EXERCISE INPUT:
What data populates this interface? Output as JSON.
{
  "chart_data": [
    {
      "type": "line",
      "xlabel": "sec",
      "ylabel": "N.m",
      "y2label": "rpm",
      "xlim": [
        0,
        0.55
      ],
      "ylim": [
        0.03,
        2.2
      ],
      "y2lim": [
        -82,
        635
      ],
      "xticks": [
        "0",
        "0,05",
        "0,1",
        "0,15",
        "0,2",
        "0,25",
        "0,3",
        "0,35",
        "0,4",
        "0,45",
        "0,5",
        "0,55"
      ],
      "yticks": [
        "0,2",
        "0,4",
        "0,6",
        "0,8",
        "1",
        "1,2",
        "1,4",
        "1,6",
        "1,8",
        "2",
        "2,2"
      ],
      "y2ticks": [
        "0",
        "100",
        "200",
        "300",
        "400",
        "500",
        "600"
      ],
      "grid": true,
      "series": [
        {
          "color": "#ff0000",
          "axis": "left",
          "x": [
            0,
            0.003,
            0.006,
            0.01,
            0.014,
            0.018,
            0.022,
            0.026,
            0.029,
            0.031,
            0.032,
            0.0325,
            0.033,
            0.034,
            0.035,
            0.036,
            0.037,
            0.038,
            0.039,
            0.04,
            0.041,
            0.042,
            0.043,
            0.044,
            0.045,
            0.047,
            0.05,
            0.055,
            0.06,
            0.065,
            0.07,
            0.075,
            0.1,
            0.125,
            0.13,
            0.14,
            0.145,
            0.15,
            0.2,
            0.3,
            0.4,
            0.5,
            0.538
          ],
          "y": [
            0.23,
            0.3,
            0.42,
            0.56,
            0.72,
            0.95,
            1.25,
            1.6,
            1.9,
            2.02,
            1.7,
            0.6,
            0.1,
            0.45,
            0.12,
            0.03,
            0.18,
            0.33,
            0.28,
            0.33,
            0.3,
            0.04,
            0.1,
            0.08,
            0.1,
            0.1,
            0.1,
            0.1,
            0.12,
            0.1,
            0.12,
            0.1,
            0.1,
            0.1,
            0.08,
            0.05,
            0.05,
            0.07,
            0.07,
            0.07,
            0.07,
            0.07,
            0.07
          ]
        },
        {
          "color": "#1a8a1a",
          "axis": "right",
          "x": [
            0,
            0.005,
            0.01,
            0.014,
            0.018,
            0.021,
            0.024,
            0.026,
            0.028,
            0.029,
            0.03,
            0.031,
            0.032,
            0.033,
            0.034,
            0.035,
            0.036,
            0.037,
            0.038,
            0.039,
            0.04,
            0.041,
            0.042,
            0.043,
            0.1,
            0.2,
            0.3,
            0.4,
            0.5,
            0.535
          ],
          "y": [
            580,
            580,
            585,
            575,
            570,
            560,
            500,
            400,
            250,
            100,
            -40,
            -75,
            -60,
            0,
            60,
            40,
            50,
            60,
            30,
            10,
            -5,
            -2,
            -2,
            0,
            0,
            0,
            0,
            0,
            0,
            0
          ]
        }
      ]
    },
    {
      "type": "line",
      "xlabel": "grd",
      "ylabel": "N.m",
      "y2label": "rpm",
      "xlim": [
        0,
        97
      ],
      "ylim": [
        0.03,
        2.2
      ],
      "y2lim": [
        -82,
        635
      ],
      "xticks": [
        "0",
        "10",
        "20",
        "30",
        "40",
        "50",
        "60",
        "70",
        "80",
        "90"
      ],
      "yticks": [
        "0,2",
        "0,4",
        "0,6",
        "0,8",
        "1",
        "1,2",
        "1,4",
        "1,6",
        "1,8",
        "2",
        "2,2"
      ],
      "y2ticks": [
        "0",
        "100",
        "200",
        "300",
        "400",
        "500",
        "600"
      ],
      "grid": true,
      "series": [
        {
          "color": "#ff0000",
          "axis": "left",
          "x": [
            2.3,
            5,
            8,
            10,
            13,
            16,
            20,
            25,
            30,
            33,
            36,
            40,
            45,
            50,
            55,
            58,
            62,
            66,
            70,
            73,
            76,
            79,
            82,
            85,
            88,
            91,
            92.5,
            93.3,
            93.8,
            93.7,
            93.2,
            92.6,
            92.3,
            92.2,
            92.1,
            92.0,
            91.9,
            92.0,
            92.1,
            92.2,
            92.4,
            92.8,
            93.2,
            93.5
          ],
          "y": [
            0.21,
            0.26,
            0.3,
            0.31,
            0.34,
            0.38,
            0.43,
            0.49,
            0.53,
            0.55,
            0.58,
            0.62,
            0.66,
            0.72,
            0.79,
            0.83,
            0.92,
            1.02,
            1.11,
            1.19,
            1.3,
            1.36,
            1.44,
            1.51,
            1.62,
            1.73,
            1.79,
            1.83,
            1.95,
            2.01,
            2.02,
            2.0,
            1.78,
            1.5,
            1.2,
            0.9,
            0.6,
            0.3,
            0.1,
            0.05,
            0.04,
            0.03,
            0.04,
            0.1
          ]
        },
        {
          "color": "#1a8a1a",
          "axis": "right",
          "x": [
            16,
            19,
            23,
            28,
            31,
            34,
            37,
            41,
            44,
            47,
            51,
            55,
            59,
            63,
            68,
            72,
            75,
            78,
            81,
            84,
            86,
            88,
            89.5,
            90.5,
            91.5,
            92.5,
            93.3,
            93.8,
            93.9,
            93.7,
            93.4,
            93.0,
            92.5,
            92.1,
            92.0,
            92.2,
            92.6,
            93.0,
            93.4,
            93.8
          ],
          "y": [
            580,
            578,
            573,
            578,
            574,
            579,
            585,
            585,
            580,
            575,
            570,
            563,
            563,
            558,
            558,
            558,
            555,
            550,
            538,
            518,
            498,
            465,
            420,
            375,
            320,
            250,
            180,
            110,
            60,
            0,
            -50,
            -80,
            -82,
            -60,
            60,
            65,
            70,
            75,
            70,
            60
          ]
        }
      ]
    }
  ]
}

WHAT TO WORK ON:
Write out all of the records above exactly as they appear.

RESPONSE TO THIS TASK:
What data populates this interface? Output as JSON.
{
  "chart_data": [
    {
      "type": "line",
      "xlabel": "sec",
      "ylabel": "N.m",
      "y2label": "rpm",
      "xlim": [
        0,
        0.55
      ],
      "ylim": [
        0.03,
        2.2
      ],
      "y2lim": [
        -82,
        635
      ],
      "xticks": [
        "0",
        "0,05",
        "0,1",
        "0,15",
        "0,2",
        "0,25",
        "0,3",
        "0,35",
        "0,4",
        "0,45",
        "0,5",
        "0,55"
      ],
      "yticks": [
        "0,2",
        "0,4",
        "0,6",
        "0,8",
        "1",
        "1,2",
        "1,4",
        "1,6",
        "1,8",
        "2",
        "2,2"
      ],
      "y2ticks": [
        "0",
        "100",
        "200",
        "300",
        "400",
        "500",
        "600"
      ],
      "grid": true,
      "series": [
        {
          "color": "#ff0000",
          "axis": "left",
          "x": [
            0,
            0.003,
            0.006,
            0.01,
            0.014,
            0.018,
            0.022,
            0.026,
            0.029,
            0.031,
            0.032,
            0.0325,
            0.033,
            0.034,
            0.035,
            0.036,
            0.037,
            0.038,
            0.039,
            0.04,
            0.041,
            0.042,
            0.043,
            0.044,
            0.045,
            0.047,
            0.05,
            0.055,
            0.06,
            0.065,
            0.07,
            0.075,
            0.1,
            0.125,
            0.13,
            0.14,
            0.145,
            0.15,
            0.2,
            0.3,
            0.4,
            0.5,
            0.538
          ],
          "y": [
            0.23,
            0.3,
            0.42,
            0.56,
            0.72,
            0.95,
            1.25,
            1.6,
            1.9,
            2.02,
            1.7,
            0.6,
            0.1,
            0.45,
            0.12,
            0.03,
            0.18,
            0.33,
            0.28,
            0.33,
            0.3,
            0.04,
            0.1,
            0.08,
            0.1,
            0.1,
            0.1,
            0.1,
            0.12,
            0.1,
            0.12,
            0.1,
            0.1,
            0.1,
            0.08,
            0.05,
            0.05,
            0.07,
            0.07,
            0.07,
            0.07,
            0.07,
            0.07
          ]
        },
        {
          "color": "#1a8a1a",
          "axis": "right",
          "x": [
            0,
            0.005,
            0.01,
            0.014,
            0.018,
            0.021,
            0.024,
            0.026,
            0.028,
            0.029,
            0.03,
            0.031,
            0.032,
            0.033,
            0.034,
            0.035,
            0.036,
            0.037,
            0.038,
            0.039,
            0.04,
            0.041,
            0.042,
            0.043,
            0.1,
            0.2,
            0.3,
            0.4,
            0.5,
            0.535
          ],
          "y": [
            580,
            580,
            585,
            575,
            570,
            560,
            500,
            400,
            250,
            100,
            -40,
            -75,
            -60,
            0,
            60,
            40,
            50,
            60,
            30,
            10,
            -5,
            -2,
            -2,
            0,
            0,
            0,
            0,
            0,
            0,
            0
          ]
        }
      ]
    },
    {
      "type": "line",
      "xlabel": "grd",
      "ylabel": "N.m",
      "y2label": "rpm",
      "xlim": [
        0,
        97
      ],
      "ylim": [
        0.03,
        2.2
      ],
      "y2lim": [
        -82,
        635
      ],
      "xticks": [
        "0",
        "10",
        "20",
        "30",
        "40",
        "50",
        "60",
        "70",
        "80",
        "90"
      ],
      "yticks": [
        "0,2",
        "0,4",
        "0,6",
        "0,8",
        "1",
        "1,2",
        "1,4",
        "1,6",
        "1,8",
        "2",
        "2,2"
      ],
      "y2ticks": [
        "0",
        "100",
        "200",
        "300",
        "400",
        "500",
        "600"
      ],
      "grid": true,
      "series": [
        {
          "color": "#ff0000",
          "axis": "left",
          "x": [
            2.3,
            5,
            8,
            10,
            13,
            16,
            20,
            25,
            30,
            33,
            36,
            40,
            45,
            50,
            55,
            58,
            62,
            66,
            70,
            73,
            76,
            79,
            82,
            85,
            88,
            91,
            92.5,
            93.3,
            93.8,
            93.7,
            93.2,
            92.6,
            92.3,
            92.2,
            92.1,
            92.0,
            91.9,
            92.0,
            92.1,
            92.2,
            92.4,
            92.8,
            93.2,
            93.5
          ],
          "y": [
            0.21,
            0.26,
            0.3,
            0.31,
            0.34,
            0.38,
            0.43,
            0.49,
            0.53,
            0.55,
            0.58,
            0.62,
            0.66,
            0.72,
            0.79,
            0.83,
            0.92,
            1.02,
            1.11,
            1.19,
            1.3,
            1.36,
            1.44,
            1.51,
            1.62,
            1.73,
            1.79,
            1.83,
            1.95,
            2.01,
            2.02,
            2.0,
            1.78,
            1.5,
            1.2,
            0.9,
            0.6,
            0.3,
            0.1,
            0.05,
            0.04,
            0.03,
            0.04,
            0.1
          ]
        },
        {
          "color": "#1a8a1a",
          "axis": "right",
          "x": [
            16,
            19,
            23,
            28,
            31,
            34,
            37,
            41,
            44,
            47,
            51,
            55,
            59,
            63,
            68,
            72,
            75,
            78,
            81,
            84,
            86,
            88,
            89.5,
            90.5,
            91.5,
            92.5,
            93.3,
            93.8,
            93.9,
            93.7,
            93.4,
            93.0,
            92.5,
            92.1,
            92.0,
            92.2,
            92.6,
            93.0,
            93.4,
            93.8
          ],
          "y": [
            580,
            578,
            573,
            578,
            574,
            579,
            585,
            585,
            580,
            575,
            570,
            563,
            563,
            558,
            558,
            558,
            555,
            550,
            538,
            518,
            498,
            465,
            420,
            375,
            320,
            250,
            180,
            110,
            60,
            0,
            -50,
            -80,
            -82,
            -60,
            60,
            65,
            70,
            75,
            70,
            60
          ]
        }
      ]
    }
  ]
}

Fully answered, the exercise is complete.